■ PAGE TEXT ■
== == ==
Full disclosure: I work with Breeze, and I think change tracking on the client is the way to go. Change tracking on the client allows stateless servers, reduces traffic between the client and server, and allows offline use.
In Breeze, the "ObjectState" that you mention is called the EntityAspect, and each entity has one, but it is not part of the domain model. The server-side entities don't need an EntityAspect, but the server-side service has to know how to handle the entity state information that comes from the client.
Basically, the service needs to create, update, or delete entities based on the information coming from the client. There are existing server-side backends for Breeze that do all this already (in .NET (EF and NHibernate), Java, PHP, Node, and Ruby), but you can also write your own. Your server just needs to know how to talk to the client.
Let's say we've updated a SalesOrder and added a new SalesOrderItem. The Breeze client sends a save bundle that looks something like this:
{
"entities": [
{
"Id": 123,
"Title": "My Updated Title",
"OrderDate": "2014-08-03T07:00:00.000Z",
"entityAspect": {
"entityTypeName": "SalesOrder:#My.DomainModel",
"entityState": "Modified",
"originalValuesMap": {
"Title": "My Original Title"
},
"autoGeneratedKey": {
"propertyName": "Id",
"autoGeneratedKeyType": "Identity"
}
}
},
{
"Id": -1,
"SalesOrderId": 123,
"ProductId": 456,
"Quantity": 11,
"entityAspect": {
"entityTypeName": "SalesOrderItem:#My.DomainModel",
"entityState": "Added",
"originalValuesMap": {
},
"autoGeneratedKey": {
"propertyName": "Id",
"autoGeneratedKeyType": "Identity"
}
}
}
]
}
Here, SalesOrder with Id# 123 has been modified (its Title has been changed). The entityAspect includes the originalValuesMap which shows what the previous Title was.
The server would need to update the existing SalesOrder with the new value. Whether the server needs to query the existing SalesOrder from the database before applying the changes is implementation-dependent.
A new SalesOrderItem has been added. A temporary Id, -1, was created for it on the client. The server needs to create and persist a new SalesOrderItem and generate a real Id for it.
The response from the server should contain the entities that were created and updated, and KeyMapping information that shows what server-generated keys map to the temporary client-side keys, so that the client can replace them.
== == ==
■ MATERIAL SHOWN ■
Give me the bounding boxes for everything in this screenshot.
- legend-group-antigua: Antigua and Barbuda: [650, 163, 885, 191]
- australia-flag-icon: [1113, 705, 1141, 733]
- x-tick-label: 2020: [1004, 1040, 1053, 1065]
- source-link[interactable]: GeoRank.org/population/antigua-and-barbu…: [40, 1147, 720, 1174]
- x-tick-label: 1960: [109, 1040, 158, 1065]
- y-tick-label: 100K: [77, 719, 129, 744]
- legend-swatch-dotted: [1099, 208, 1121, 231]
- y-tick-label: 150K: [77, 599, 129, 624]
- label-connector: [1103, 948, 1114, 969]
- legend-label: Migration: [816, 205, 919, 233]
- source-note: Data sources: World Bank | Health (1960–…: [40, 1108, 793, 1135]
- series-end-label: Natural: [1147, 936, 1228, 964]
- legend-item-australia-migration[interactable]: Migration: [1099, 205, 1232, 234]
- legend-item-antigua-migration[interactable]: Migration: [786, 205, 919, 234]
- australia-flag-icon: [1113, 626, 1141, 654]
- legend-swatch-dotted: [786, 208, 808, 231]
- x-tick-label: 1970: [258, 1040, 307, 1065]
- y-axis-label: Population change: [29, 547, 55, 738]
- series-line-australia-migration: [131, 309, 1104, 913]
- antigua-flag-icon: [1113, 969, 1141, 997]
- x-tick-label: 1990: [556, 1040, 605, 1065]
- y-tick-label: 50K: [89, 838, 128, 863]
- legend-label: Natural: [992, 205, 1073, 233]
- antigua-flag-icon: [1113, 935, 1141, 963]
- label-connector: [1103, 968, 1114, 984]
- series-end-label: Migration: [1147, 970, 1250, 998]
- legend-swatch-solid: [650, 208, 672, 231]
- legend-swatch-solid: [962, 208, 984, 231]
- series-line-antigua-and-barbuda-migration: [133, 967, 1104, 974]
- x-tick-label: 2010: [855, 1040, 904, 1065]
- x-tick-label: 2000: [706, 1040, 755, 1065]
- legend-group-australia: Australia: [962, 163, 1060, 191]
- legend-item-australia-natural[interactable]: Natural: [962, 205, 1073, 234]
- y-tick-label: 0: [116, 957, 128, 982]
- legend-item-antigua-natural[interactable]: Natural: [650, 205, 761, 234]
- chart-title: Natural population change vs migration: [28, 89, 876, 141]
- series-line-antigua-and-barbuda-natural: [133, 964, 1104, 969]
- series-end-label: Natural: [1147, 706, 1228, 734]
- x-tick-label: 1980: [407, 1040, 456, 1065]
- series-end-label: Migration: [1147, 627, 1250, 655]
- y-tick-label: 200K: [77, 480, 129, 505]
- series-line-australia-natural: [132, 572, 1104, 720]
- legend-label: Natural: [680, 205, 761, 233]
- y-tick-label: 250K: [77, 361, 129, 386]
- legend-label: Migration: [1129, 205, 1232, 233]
== == ==
■ REQUIRED ACTION 1 ■
In the text on Breeze change tracking, rewrite the paragraph beginning "Basically, the service needs" as a short bulleted list that keeps its main facts.
■ REQUIRED ACTION 2 ■
Please extend the text on Breeze change tracking, starting after its last paragraph.

■ EXERCISE ANSWER 1 ■
- The service creates, updates, or deletes entities based on information from the client.
- Existing Breeze server-side backends already do this in .NET (EF and NHibernate), Java, PHP, Node, and Ruby.
- You can also write your own.
- The server only needs to know how to talk to the client.

■ EXERCISE ANSWER 2 ■
Change tracking is not a simple problem, but Breeze tries to do the hard parts for you.
I'd like to piggy back on Steve's answer.
We should be clear: the onus for implementing the Order-graph (AKA "Order aggregate") transaction in a relational data model falls on the developer. BreezeJS (and Breeze helpers for .NET servers) can facilitate but you have to make it work.
The key to making this work is including the root element of the aggregate - the Order - in all changes to any entity within the aggregate. If you add, delete, or modify an OrderItem, make sure you modify the Order at the same time .
How? By bumping the Order's concurrency property (e.g, the rowVersion) and making sure that Breeze KNOWS this is your concurrency property.
You must implement root entity optimistic concurrency if you want to ensure Order aggregate consistency.
Now you can detect if someone else has made a change to any part of the Order aggregate. That could be a change to the Order or an add/mod/delete of one of its OrderItems.
You do not have to include all OrderItems in the change-set when you save a changed Order aggregate. You only need to include the OrderItems that are added/modified/deleted.
Of course some other user may make a change to the Order aggregate before you save yours. When you try to save yours, the save will fail with an optimistic concurrency error.
Upon detecting an optimistic concurrency error for an Order, make sure the client removes the entire order aggregate from cache - the Order and all of its OrderItems - and then re-fetch the aggregate Don't just re-fetch the root Order entity and start messing with its items. Make sure you remove the entire aggregate from cache and then re-fetch it (the order and its items).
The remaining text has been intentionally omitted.